-- start of Source data --

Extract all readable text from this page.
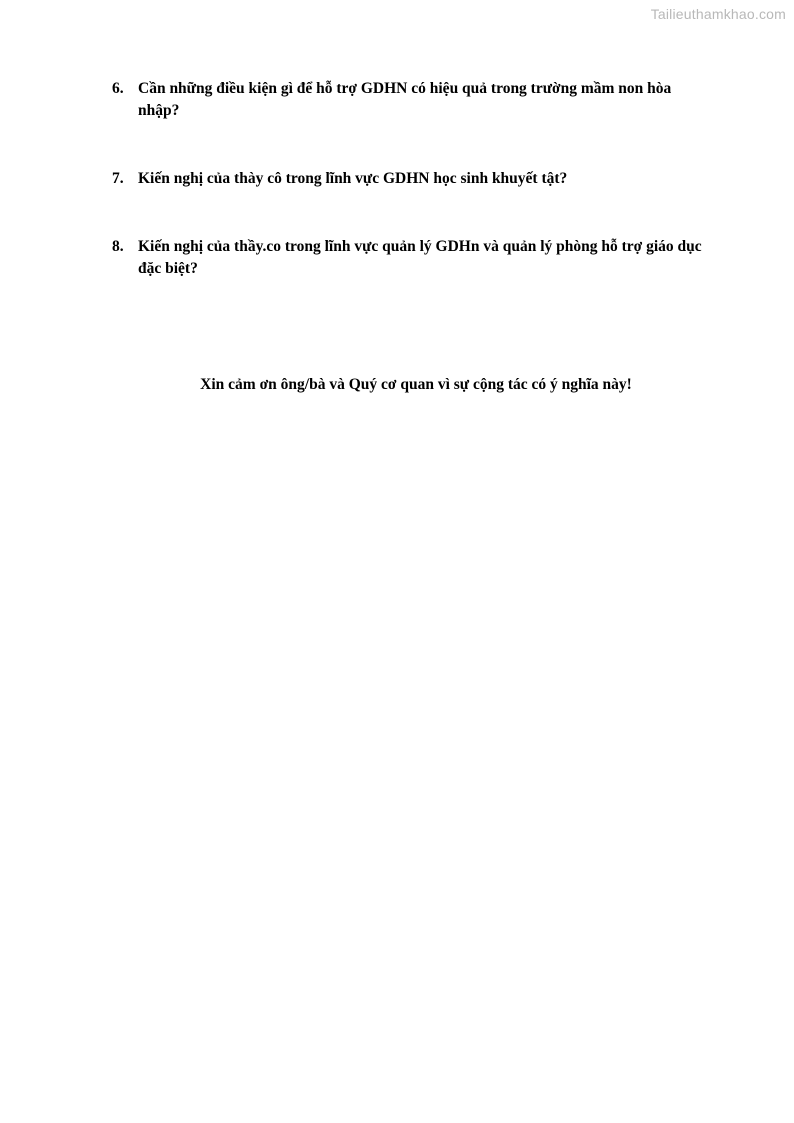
Tailieuthamkhao.com
6. Cần những điều kiện gì để hỗ trợ GDHN có hiệu quả trong trường mầm non hòa nhập?
7. Kiến nghị của thày cô trong lĩnh vực GDHN học sinh khuyết tật?
8. Kiến nghị của thầy.co trong lĩnh vực quản lý GDHn và quản lý phòng hỗ trợ giáo dục đặc biệt?
Xin cảm ơn ông/bà và Quý cơ quan vì sự cộng tác có ý nghĩa này!
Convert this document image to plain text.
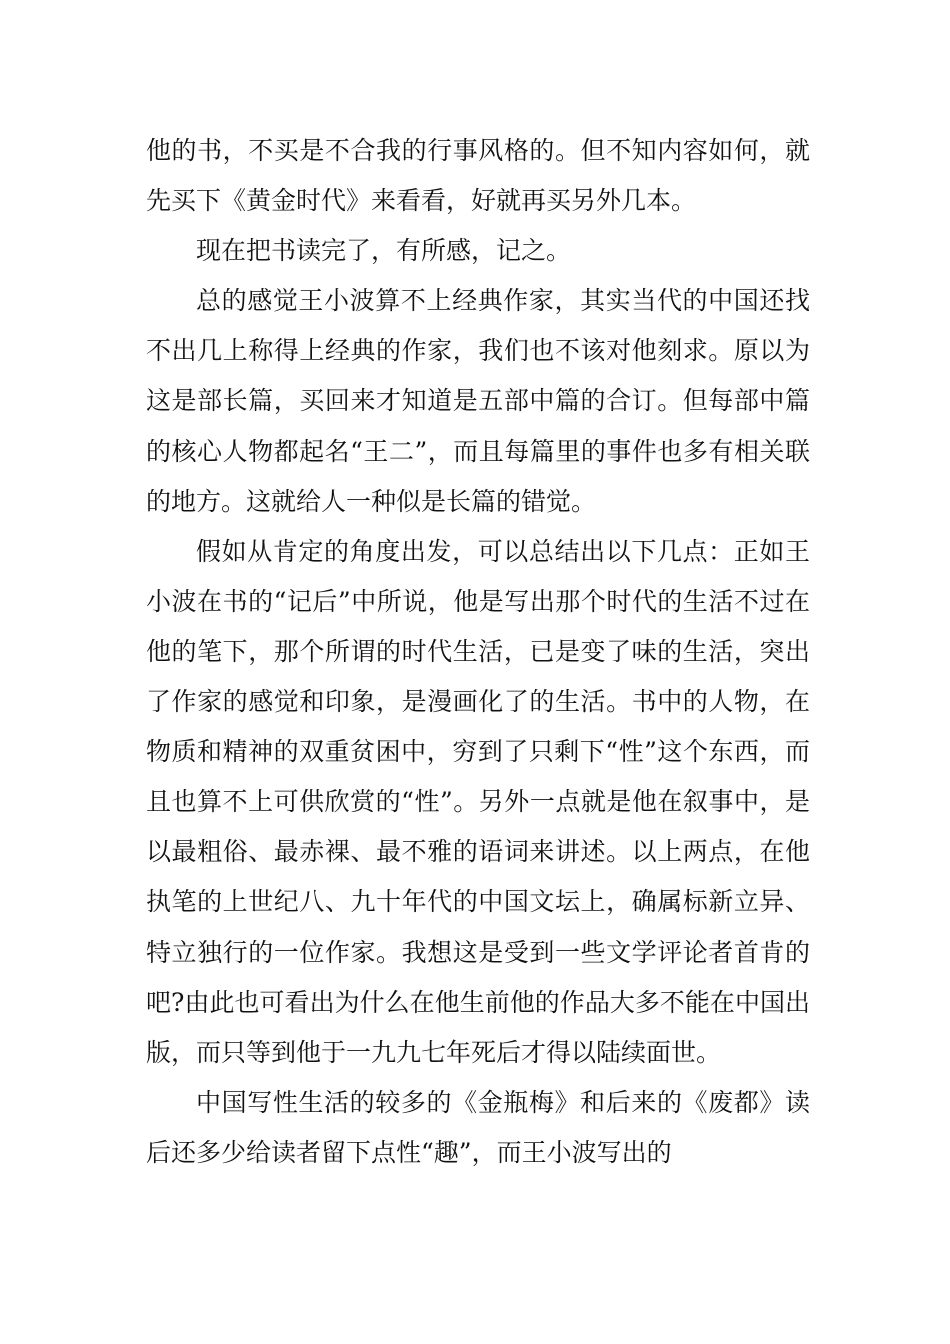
他的书，不买是不合我的行事风格的。但不知内容如何，就先买下《黄金时代》来看看，好就再买另外几本。

现在把书读完了，有所感，记之。

总的感觉王小波算不上经典作家，其实当代的中国还找不出几上称得上经典的作家，我们也不该对他刻求。原以为这是部长篇，买回来才知道是五部中篇的合订。但每部中篇的核心人物都起名“王二”，而且每篇里的事件也多有相关联的地方。这就给人一种似是长篇的错觉。

假如从肯定的角度出发，可以总结出以下几点：正如王小波在书的“记后”中所说，他是写出那个时代的生活不过在他的笔下，那个所谓的时代生活，已是变了味的生活，突出了作家的感觉和印象，是漫画化了的生活。书中的人物，在物质和精神的双重贫困中，穷到了只剩下“性”这个东西，而且也算不上可供欣赏的“性”。另外一点就是他在叙事中，是以最粗俗、最赤裸、最不雅的语词来讲述。以上两点，在他执笔的上世纪八、九十年代的中国文坛上，确属标新立异、特立独行的一位作家。我想这是受到一些文学评论者首肯的吧?由此也可看出为什么在他生前他的作品大多不能在中国出版，而只等到他于一九九七年死后才得以陆续面世。

中国写性生活的较多的《金瓶梅》和后来的《废都》读后还多少给读者留下点性“趣”，而王小波写出的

-- end of Source data --

- _The request_
Exactly the lines from the line with "Convert this document image to plain text." through the last line of the listing, both included, should be extracted, and the pictures left behind.

- _Solution to this problem_
Convert this document image to plain text.
他的书，不买是不合我的行事风格的。但不知内容如何，就先买下《黄金时代》来看看，好就再买另外几本。

现在把书读完了，有所感，记之。

总的感觉王小波算不上经典作家，其实当代的中国还找不出几上称得上经典的作家，我们也不该对他刻求。原以为这是部长篇，买回来才知道是五部中篇的合订。但每部中篇的核心人物都起名“王二”，而且每篇里的事件也多有相关联的地方。这就给人一种似是长篇的错觉。

假如从肯定的角度出发，可以总结出以下几点：正如王小波在书的“记后”中所说，他是写出那个时代的生活不过在他的笔下，那个所谓的时代生活，已是变了味的生活，突出了作家的感觉和印象，是漫画化了的生活。书中的人物，在物质和精神的双重贫困中，穷到了只剩下“性”这个东西，而且也算不上可供欣赏的“性”。另外一点就是他在叙事中，是以最粗俗、最赤裸、最不雅的语词来讲述。以上两点，在他执笔的上世纪八、九十年代的中国文坛上，确属标新立异、特立独行的一位作家。我想这是受到一些文学评论者首肯的吧?由此也可看出为什么在他生前他的作品大多不能在中国出版，而只等到他于一九九七年死后才得以陆续面世。

中国写性生活的较多的《金瓶梅》和后来的《废都》读后还多少给读者留下点性“趣”，而王小波写出的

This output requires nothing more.